◆ **TASK DESCRIPTION**:
Reproduce each line bearing the word "एफएलएन".

** start DATASET ROWS **

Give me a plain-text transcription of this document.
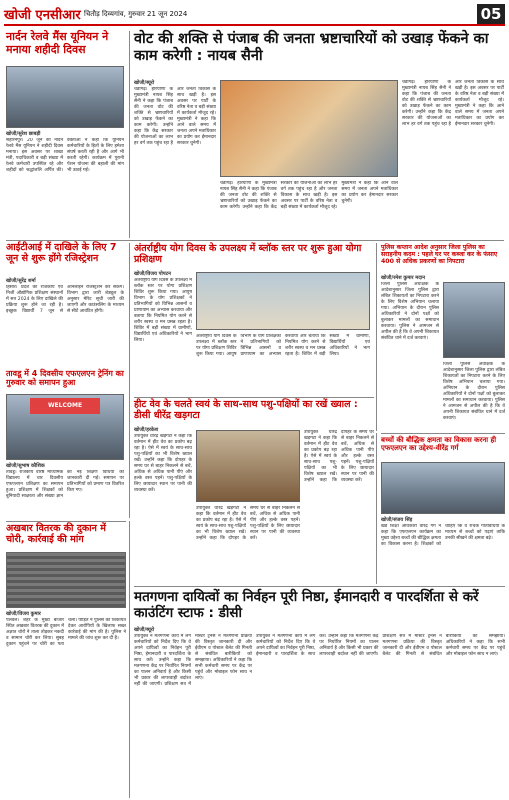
खोजी एनसीआर चितौड़ दिव्यगांव, गुरुवार 21 जून 2024	05
नार्दन रेलवे मैंस यूनियन ने मनाया शहीदी दिवस
खोजी/सुरेश छाबड़ी
सहारनपुर। 20 जून को नार्दन रेलवे मैंस यूनियन ने शहीदी दिवस मनाया। इस अवसर पर शाखा मंत्री, पदाधिकारी व बड़ी संख्या में रेलवे कर्मचारी उपस्थित रहे और शहीदों को श्रद्धांजलि अर्पित की। वक्ताओं ने कहा कि यूनियन कर्मचारियों के हितों के लिए हमेशा संघर्ष करती रही है और आगे भी करती रहेगी। कार्यक्रम में पुरानी पेंशन योजना की बहाली की मांग भी उठाई गई।
वोट की शक्ति से पंजाब की जनता भ्रष्टाचारियों को उखाड़ फेंकने का काम करेगी : नायब सैनी
खोजी/ब्यूरो
चंडीगढ़। हरियाणा के मुख्यमंत्री नायब सिंह सैनी ने कहा कि पंजाब की जनता वोट की शक्ति से भ्रष्टाचारियों को उखाड़ फेंकने का काम करेगी। उन्होंने कहा कि केंद्र सरकार की योजनाओं का लाभ हर वर्ग तक पहुंच रहा है और जनता विकास के साथ खड़ी है। इस अवसर पर पार्टी के वरिष्ठ नेता व बड़ी संख्या में कार्यकर्ता मौजूद रहे। मुख्यमंत्री ने कहा कि आने वाले समय में जनता अपने मताधिकार का प्रयोग कर ईमानदार सरकार चुनेगी।
चंडीगढ़। हरियाणा के मुख्यमंत्री नायब सिंह सैनी ने कहा कि पंजाब की जनता वोट की शक्ति से भ्रष्टाचारियों को उखाड़ फेंकने का काम करेगी। उन्होंने कहा कि केंद्र सरकार की योजनाओं का लाभ हर वर्ग तक पहुंच रहा है और जनता विकास के साथ खड़ी है। इस अवसर पर पार्टी के वरिष्ठ नेता व बड़ी संख्या में कार्यकर्ता मौजूद रहे। मुख्यमंत्री ने कहा कि आने वाले समय में जनता अपने मताधिकार का प्रयोग कर ईमानदार सरकार चुनेगी।
चंडीगढ़। हरियाणा के मुख्यमंत्री नायब सिंह सैनी ने कहा कि पंजाब की जनता वोट की शक्ति से भ्रष्टाचारियों को उखाड़ फेंकने का काम करेगी। उन्होंने कहा कि केंद्र सरकार की योजनाओं का लाभ हर वर्ग तक पहुंच रहा है और जनता विकास के साथ खड़ी है। इस अवसर पर पार्टी के वरिष्ठ नेता व बड़ी संख्या में कार्यकर्ता मौजूद रहे। मुख्यमंत्री ने कहा कि आने वाले समय में जनता अपने मताधिकार का प्रयोग कर ईमानदार सरकार चुनेगी।
आईटीआई में दाखिले के लिए 7 जून से शुरू होंगे रजिस्ट्रेशन
खोजी/सुरेंद्र शर्मा
हिसार। प्रदेश की राजकीय एवं निजी औद्योगिक प्रशिक्षण संस्थानों में सत्र 2024 के लिए दाखिले की प्रक्रिया शुरू होने जा रही है। इच्छुक विद्यार्थी 7 जून से ऑनलाइन रजिस्ट्रेशन कर सकेंगे। विभाग द्वारा जारी शेड्यूल के अनुसार मेरिट सूची जारी की जाएगी और काउंसलिंग के माध्यम से सीटें आवंटित होंगी।
तावडू में 4 दिवसीय एफएलएन ट्रेनिंग का गुरुवार को समापन हुआ
खोजी/सुभाष कौशिक
तावडू। राजकीय वरिष्ठ माध्यमिक विद्यालय में चार दिवसीय एफएलएन प्रशिक्षण का समापन हुआ। प्रशिक्षण में शिक्षकों को बुनियादी साक्षरता और संख्या ज्ञान की नई शिक्षण विधियों की जानकारी दी गई। समापन पर प्रतिभागियों को प्रमाण पत्र वितरित किए गए।
अंतर्राष्ट्रीय योग दिवस के उपलक्ष्य में ब्लॉक स्तर पर शुरू हुआ योगा प्रशिक्षण
खोजी/विजय पोपटन
अंतर्राष्ट्रीय योग दिवस के उपलक्ष्य में ब्लॉक स्तर पर योगा प्रशिक्षण शिविर शुरू किया गया। आयुष विभाग के योग प्रशिक्षकों ने प्रतिभागियों को विभिन्न आसनों व प्राणायाम का अभ्यास करवाया और बताया कि नियमित योग करने से शरीर स्वस्थ व मन प्रसन्न रहता है। शिविर में बड़ी संख्या में ग्रामीणों, विद्यार्थियों एवं अधिकारियों ने भाग लिया।
अंतर्राष्ट्रीय योग दिवस के उपलक्ष्य में ब्लॉक स्तर पर योगा प्रशिक्षण शिविर शुरू किया गया। आयुष विभाग के योग प्रशिक्षकों ने प्रतिभागियों को विभिन्न आसनों व प्राणायाम का अभ्यास करवाया और बताया कि नियमित योग करने से शरीर स्वस्थ व मन प्रसन्न रहता है। शिविर में बड़ी संख्या में ग्रामीणों, विद्यार्थियों एवं अधिकारियों ने भाग लिया।
पुलिस कप्तान आदेश अनुसार जिला पुलिस का सराहनीय कदम : पहले घर पर कब्जा कर के फंसाए 400 से अधिक प्रकरणों का निपटारा
खोजी/रमेश कुमार मदान
जिला पुलिस अधीक्षक के आदेशानुसार जिला पुलिस द्वारा लंबित शिकायतों का निपटारा करने के लिए विशेष अभियान चलाया गया। अभियान के दौरान पुलिस अधिकारियों ने दोनों पक्षों को बुलाकर मामलों का समाधान करवाया। पुलिस ने आमजन से अपील की है कि वे अपनी शिकायत संबंधित थाने में दर्ज करवाएं।
जिला पुलिस अधीक्षक के आदेशानुसार जिला पुलिस द्वारा लंबित शिकायतों का निपटारा करने के लिए विशेष अभियान चलाया गया। अभियान के दौरान पुलिस अधिकारियों ने दोनों पक्षों को बुलाकर मामलों का समाधान करवाया। पुलिस ने आमजन से अपील की है कि वे अपनी शिकायत संबंधित थाने में दर्ज करवाएं।
हीट वेव के चलते स्वयं के साथ-साथ पशु-पक्षियों का रखें ख्याल : डीसी धीरेंद्र खड़गटा
खोजी/हरकेश
उपायुक्त धीरेंद्र खड़गटा ने कहा कि वर्तमान में हीट वेव का प्रकोप बढ़ रहा है। ऐसे में स्वयं के साथ-साथ पशु-पक्षियों का भी विशेष ख्याल रखें। उन्होंने कहा कि दोपहर के समय घर से बाहर निकलने से बचें, अधिक से अधिक पानी पीएं और हल्के वस्त्र पहनें। पशु-पक्षियों के लिए छायादार स्थान पर पानी की व्यवस्था करें।
उपायुक्त धीरेंद्र खड़गटा ने कहा कि वर्तमान में हीट वेव का प्रकोप बढ़ रहा है। ऐसे में स्वयं के साथ-साथ पशु-पक्षियों का भी विशेष ख्याल रखें। उन्होंने कहा कि दोपहर के समय घर से बाहर निकलने से बचें, अधिक से अधिक पानी पीएं और हल्के वस्त्र पहनें। पशु-पक्षियों के लिए छायादार स्थान पर पानी की व्यवस्था करें।
उपायुक्त धीरेंद्र खड़गटा ने कहा कि वर्तमान में हीट वेव का प्रकोप बढ़ रहा है। ऐसे में स्वयं के साथ-साथ पशु-पक्षियों का भी विशेष ख्याल रखें। उन्होंने कहा कि दोपहर के समय घर से बाहर निकलने से बचें, अधिक से अधिक पानी पीएं और हल्के वस्त्र पहनें। पशु-पक्षियों के लिए छायादार स्थान पर पानी की व्यवस्था करें।
WELCOME
अखबार वितरक की दुकान में चोरी, कार्रवाई की मांग
खोजी/विजय कुमार
पलवल। शहर के मुख्य बाजार स्थित अखबार वितरक की दुकान में अज्ञात चोरों ने ताला तोड़कर नकदी व सामान चोरी कर लिया। सुबह दुकान पहुंचने पर चोरी का पता चला। पीड़ित ने पुलिस को शिकायत देकर आरोपियों के खिलाफ सख्त कार्रवाई की मांग की है। पुलिस ने मामले की जांच शुरू कर दी है।
बच्चों की बौद्धिक क्षमता का विकास करना ही एफएलएन का उद्देश्य-वीरेंद्र गर्ग
खोजी/संजय सिंह
खंड शिक्षा अधिकारी वीरेंद्र गर्ग ने कहा कि एफएलएन कार्यक्रम का मुख्य उद्देश्य बच्चों की बौद्धिक क्षमता का विकास करना है। शिक्षकों को चाहिए कि वे रोचक गतिविधियों के माध्यम से बच्चों को पढ़ाएं ताकि उनकी सीखने की क्षमता बढ़े।
मतगणना दायित्वों का निर्वहन पूरी निष्ठा, ईमानदारी व पारदर्शिता से करें काउंटिंग स्टाफ : डीसी
खोजी/ब्यूरो
उपायुक्त ने मतगणना कार्य में लगे कर्मचारियों को निर्देश दिए कि वे अपने दायित्वों का निर्वहन पूरी निष्ठा, ईमानदारी व पारदर्शिता के साथ करें। उन्होंने कहा कि मतगणना केंद्र पर निर्धारित नियमों का पालन अनिवार्य है और किसी भी प्रकार की लापरवाही बर्दाश्त नहीं की जाएगी। प्रशिक्षण सत्र में मास्टर ट्रेनर्स ने मतगणना प्रक्रिया की विस्तृत जानकारी दी और ईवीएम व पोस्टल बैलेट की गिनती से संबंधित बारीकियों को समझाया। अधिकारियों ने कहा कि सभी कर्मचारी समय पर केंद्र पर पहुंचें और मोबाइल फोन साथ न लाएं।
उपायुक्त ने मतगणना कार्य में लगे कर्मचारियों को निर्देश दिए कि वे अपने दायित्वों का निर्वहन पूरी निष्ठा, ईमानदारी व पारदर्शिता के साथ करें। उन्होंने कहा कि मतगणना केंद्र पर निर्धारित नियमों का पालन अनिवार्य है और किसी भी प्रकार की लापरवाही बर्दाश्त नहीं की जाएगी। प्रशिक्षण सत्र में मास्टर ट्रेनर्स ने मतगणना प्रक्रिया की विस्तृत जानकारी दी और ईवीएम व पोस्टल बैलेट की गिनती से संबंधित बारीकियों को समझाया। अधिकारियों ने कहा कि सभी कर्मचारी समय पर केंद्र पर पहुंचें और मोबाइल फोन साथ न लाएं।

** end DATASET ROWS **

◆ **EXERCISE RESPONSE**:
तावडू में 4 दिवसीय एफएलएन ट्रेनिंग का गुरुवार को समापन हुआ
तावडू। राजकीय वरिष्ठ माध्यमिक विद्यालय में चार दिवसीय एफएलएन प्रशिक्षण का समापन हुआ। प्रशिक्षण में शिक्षकों को बुनियादी साक्षरता और संख्या ज्ञान की नई शिक्षण विधियों की जानकारी दी गई। समापन पर प्रतिभागियों को प्रमाण पत्र वितरित किए गए।
बच्चों की बौद्धिक क्षमता का विकास करना ही एफएलएन का उद्देश्य-वीरेंद्र गर्ग
खंड शिक्षा अधिकारी वीरेंद्र गर्ग ने कहा कि एफएलएन कार्यक्रम का मुख्य उद्देश्य बच्चों की बौद्धिक क्षमता का विकास करना है। शिक्षकों को चाहिए कि वे रोचक गतिविधियों के माध्यम से बच्चों को पढ़ाएं ताकि उनकी सीखने की क्षमता बढ़े।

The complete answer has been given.